» **Problem description**
Output the material below in full, exactly as it is.
##########
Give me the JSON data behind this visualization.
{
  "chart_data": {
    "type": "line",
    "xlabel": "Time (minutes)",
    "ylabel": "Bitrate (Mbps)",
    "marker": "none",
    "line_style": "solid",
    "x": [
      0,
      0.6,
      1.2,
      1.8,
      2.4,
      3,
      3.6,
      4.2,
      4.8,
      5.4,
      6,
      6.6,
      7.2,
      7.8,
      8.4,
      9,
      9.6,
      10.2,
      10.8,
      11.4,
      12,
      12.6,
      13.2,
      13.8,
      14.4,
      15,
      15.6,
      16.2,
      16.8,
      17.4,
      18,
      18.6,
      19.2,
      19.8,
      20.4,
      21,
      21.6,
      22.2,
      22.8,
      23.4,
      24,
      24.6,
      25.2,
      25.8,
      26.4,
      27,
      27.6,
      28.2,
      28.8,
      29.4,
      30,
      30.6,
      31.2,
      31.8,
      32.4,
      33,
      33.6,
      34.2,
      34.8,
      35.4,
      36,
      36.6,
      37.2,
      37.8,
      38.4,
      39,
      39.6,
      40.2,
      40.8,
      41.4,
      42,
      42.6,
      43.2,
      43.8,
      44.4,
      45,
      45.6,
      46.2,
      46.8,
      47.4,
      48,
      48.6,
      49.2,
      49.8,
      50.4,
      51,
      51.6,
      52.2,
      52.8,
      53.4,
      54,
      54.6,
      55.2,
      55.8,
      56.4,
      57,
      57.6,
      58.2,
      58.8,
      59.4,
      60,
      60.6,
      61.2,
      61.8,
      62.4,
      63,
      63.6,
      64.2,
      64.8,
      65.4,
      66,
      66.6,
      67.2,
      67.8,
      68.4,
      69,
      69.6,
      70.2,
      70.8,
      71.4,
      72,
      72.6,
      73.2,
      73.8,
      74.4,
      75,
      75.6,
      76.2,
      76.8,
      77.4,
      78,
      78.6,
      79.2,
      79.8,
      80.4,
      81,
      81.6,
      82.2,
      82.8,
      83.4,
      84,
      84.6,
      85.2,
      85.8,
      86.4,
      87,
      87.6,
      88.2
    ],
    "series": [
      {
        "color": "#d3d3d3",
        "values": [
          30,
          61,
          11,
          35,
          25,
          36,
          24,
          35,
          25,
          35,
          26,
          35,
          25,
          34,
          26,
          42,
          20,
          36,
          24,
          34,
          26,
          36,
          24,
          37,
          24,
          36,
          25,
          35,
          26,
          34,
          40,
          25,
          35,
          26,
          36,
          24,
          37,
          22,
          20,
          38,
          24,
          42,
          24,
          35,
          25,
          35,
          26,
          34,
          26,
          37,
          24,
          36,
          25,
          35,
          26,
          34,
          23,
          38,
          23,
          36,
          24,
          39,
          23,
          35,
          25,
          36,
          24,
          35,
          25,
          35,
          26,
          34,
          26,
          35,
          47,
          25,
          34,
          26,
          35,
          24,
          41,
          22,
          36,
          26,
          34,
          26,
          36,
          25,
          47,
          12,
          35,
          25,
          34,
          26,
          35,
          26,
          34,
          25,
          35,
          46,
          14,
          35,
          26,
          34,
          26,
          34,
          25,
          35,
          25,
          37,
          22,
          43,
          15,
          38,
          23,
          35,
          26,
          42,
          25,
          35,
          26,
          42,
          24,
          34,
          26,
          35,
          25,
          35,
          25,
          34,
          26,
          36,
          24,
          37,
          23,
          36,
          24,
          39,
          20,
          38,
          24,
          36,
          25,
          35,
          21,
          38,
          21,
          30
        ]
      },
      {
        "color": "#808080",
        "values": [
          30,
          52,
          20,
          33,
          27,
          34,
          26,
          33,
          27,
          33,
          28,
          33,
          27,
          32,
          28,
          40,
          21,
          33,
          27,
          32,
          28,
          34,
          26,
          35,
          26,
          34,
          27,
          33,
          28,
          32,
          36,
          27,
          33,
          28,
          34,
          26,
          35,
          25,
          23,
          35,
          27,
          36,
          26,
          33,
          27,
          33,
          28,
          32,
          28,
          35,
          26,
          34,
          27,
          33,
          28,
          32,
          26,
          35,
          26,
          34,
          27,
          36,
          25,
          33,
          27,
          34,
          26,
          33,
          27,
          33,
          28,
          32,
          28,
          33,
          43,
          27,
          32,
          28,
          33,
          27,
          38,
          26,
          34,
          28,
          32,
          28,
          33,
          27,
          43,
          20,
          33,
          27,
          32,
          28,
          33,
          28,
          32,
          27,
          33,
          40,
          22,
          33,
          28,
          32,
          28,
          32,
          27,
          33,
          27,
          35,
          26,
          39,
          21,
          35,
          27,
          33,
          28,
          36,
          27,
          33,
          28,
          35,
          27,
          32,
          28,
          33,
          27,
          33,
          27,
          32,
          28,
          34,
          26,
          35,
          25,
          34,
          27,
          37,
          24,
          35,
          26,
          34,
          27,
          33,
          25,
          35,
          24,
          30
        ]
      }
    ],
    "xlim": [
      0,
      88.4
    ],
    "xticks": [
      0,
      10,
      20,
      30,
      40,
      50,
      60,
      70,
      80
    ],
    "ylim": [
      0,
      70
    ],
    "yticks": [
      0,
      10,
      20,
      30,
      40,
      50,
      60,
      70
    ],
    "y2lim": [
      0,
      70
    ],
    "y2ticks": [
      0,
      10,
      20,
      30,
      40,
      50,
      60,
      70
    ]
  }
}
##########
» **Response below**
Give me the JSON data behind this visualization.
{
  "chart_data": {
    "type": "line",
    "xlabel": "Time (minutes)",
    "ylabel": "Bitrate (Mbps)",
    "marker": "none",
    "line_style": "solid",
    "x": [
      0,
      0.6,
      1.2,
      1.8,
      2.4,
      3,
      3.6,
      4.2,
      4.8,
      5.4,
      6,
      6.6,
      7.2,
      7.8,
      8.4,
      9,
      9.6,
      10.2,
      10.8,
      11.4,
      12,
      12.6,
      13.2,
      13.8,
      14.4,
      15,
      15.6,
      16.2,
      16.8,
      17.4,
      18,
      18.6,
      19.2,
      19.8,
      20.4,
      21,
      21.6,
      22.2,
      22.8,
      23.4,
      24,
      24.6,
      25.2,
      25.8,
      26.4,
      27,
      27.6,
      28.2,
      28.8,
      29.4,
      30,
      30.6,
      31.2,
      31.8,
      32.4,
      33,
      33.6,
      34.2,
      34.8,
      35.4,
      36,
      36.6,
      37.2,
      37.8,
      38.4,
      39,
      39.6,
      40.2,
      40.8,
      41.4,
      42,
      42.6,
      43.2,
      43.8,
      44.4,
      45,
      45.6,
      46.2,
      46.8,
      47.4,
      48,
      48.6,
      49.2,
      49.8,
      50.4,
      51,
      51.6,
      52.2,
      52.8,
      53.4,
      54,
      54.6,
      55.2,
      55.8,
      56.4,
      57,
      57.6,
      58.2,
      58.8,
      59.4,
      60,
      60.6,
      61.2,
      61.8,
      62.4,
      63,
      63.6,
      64.2,
      64.8,
      65.4,
      66,
      66.6,
      67.2,
      67.8,
      68.4,
      69,
      69.6,
      70.2,
      70.8,
      71.4,
      72,
      72.6,
      73.2,
      73.8,
      74.4,
      75,
      75.6,
      76.2,
      76.8,
      77.4,
      78,
      78.6,
      79.2,
      79.8,
      80.4,
      81,
      81.6,
      82.2,
      82.8,
      83.4,
      84,
      84.6,
      85.2,
      85.8,
      86.4,
      87,
      87.6,
      88.2
    ],
    "series": [
      {
        "color": "#d3d3d3",
        "values": [
          30,
          61,
          11,
          35,
          25,
          36,
          24,
          35,
          25,
          35,
          26,
          35,
          25,
          34,
          26,
          42,
          20,
          36,
          24,
          34,
          26,
          36,
          24,
          37,
          24,
          36,
          25,
          35,
          26,
          34,
          40,
          25,
          35,
          26,
          36,
          24,
          37,
          22,
          20,
          38,
          24,
          42,
          24,
          35,
          25,
          35,
          26,
          34,
          26,
          37,
          24,
          36,
          25,
          35,
          26,
          34,
          23,
          38,
          23,
          36,
          24,
          39,
          23,
          35,
          25,
          36,
          24,
          35,
          25,
          35,
          26,
          34,
          26,
          35,
          47,
          25,
          34,
          26,
          35,
          24,
          41,
          22,
          36,
          26,
          34,
          26,
          36,
          25,
          47,
          12,
          35,
          25,
          34,
          26,
          35,
          26,
          34,
          25,
          35,
          46,
          14,
          35,
          26,
          34,
          26,
          34,
          25,
          35,
          25,
          37,
          22,
          43,
          15,
          38,
          23,
          35,
          26,
          42,
          25,
          35,
          26,
          42,
          24,
          34,
          26,
          35,
          25,
          35,
          25,
          34,
          26,
          36,
          24,
          37,
          23,
          36,
          24,
          39,
          20,
          38,
          24,
          36,
          25,
          35,
          21,
          38,
          21,
          30
        ]
      },
      {
        "color": "#808080",
        "values": [
          30,
          52,
          20,
          33,
          27,
          34,
          26,
          33,
          27,
          33,
          28,
          33,
          27,
          32,
          28,
          40,
          21,
          33,
          27,
          32,
          28,
          34,
          26,
          35,
          26,
          34,
          27,
          33,
          28,
          32,
          36,
          27,
          33,
          28,
          34,
          26,
          35,
          25,
          23,
          35,
          27,
          36,
          26,
          33,
          27,
          33,
          28,
          32,
          28,
          35,
          26,
          34,
          27,
          33,
          28,
          32,
          26,
          35,
          26,
          34,
          27,
          36,
          25,
          33,
          27,
          34,
          26,
          33,
          27,
          33,
          28,
          32,
          28,
          33,
          43,
          27,
          32,
          28,
          33,
          27,
          38,
          26,
          34,
          28,
          32,
          28,
          33,
          27,
          43,
          20,
          33,
          27,
          32,
          28,
          33,
          28,
          32,
          27,
          33,
          40,
          22,
          33,
          28,
          32,
          28,
          32,
          27,
          33,
          27,
          35,
          26,
          39,
          21,
          35,
          27,
          33,
          28,
          36,
          27,
          33,
          28,
          35,
          27,
          32,
          28,
          33,
          27,
          33,
          27,
          32,
          28,
          34,
          26,
          35,
          25,
          34,
          27,
          37,
          24,
          35,
          26,
          34,
          27,
          33,
          25,
          35,
          24,
          30
        ]
      }
    ],
    "xlim": [
      0,
      88.4
    ],
    "xticks": [
      0,
      10,
      20,
      30,
      40,
      50,
      60,
      70,
      80
    ],
    "ylim": [
      0,
      70
    ],
    "yticks": [
      0,
      10,
      20,
      30,
      40,
      50,
      60,
      70
    ],
    "y2lim": [
      0,
      70
    ],
    "y2ticks": [
      0,
      10,
      20,
      30,
      40,
      50,
      60,
      70
    ]
  }
}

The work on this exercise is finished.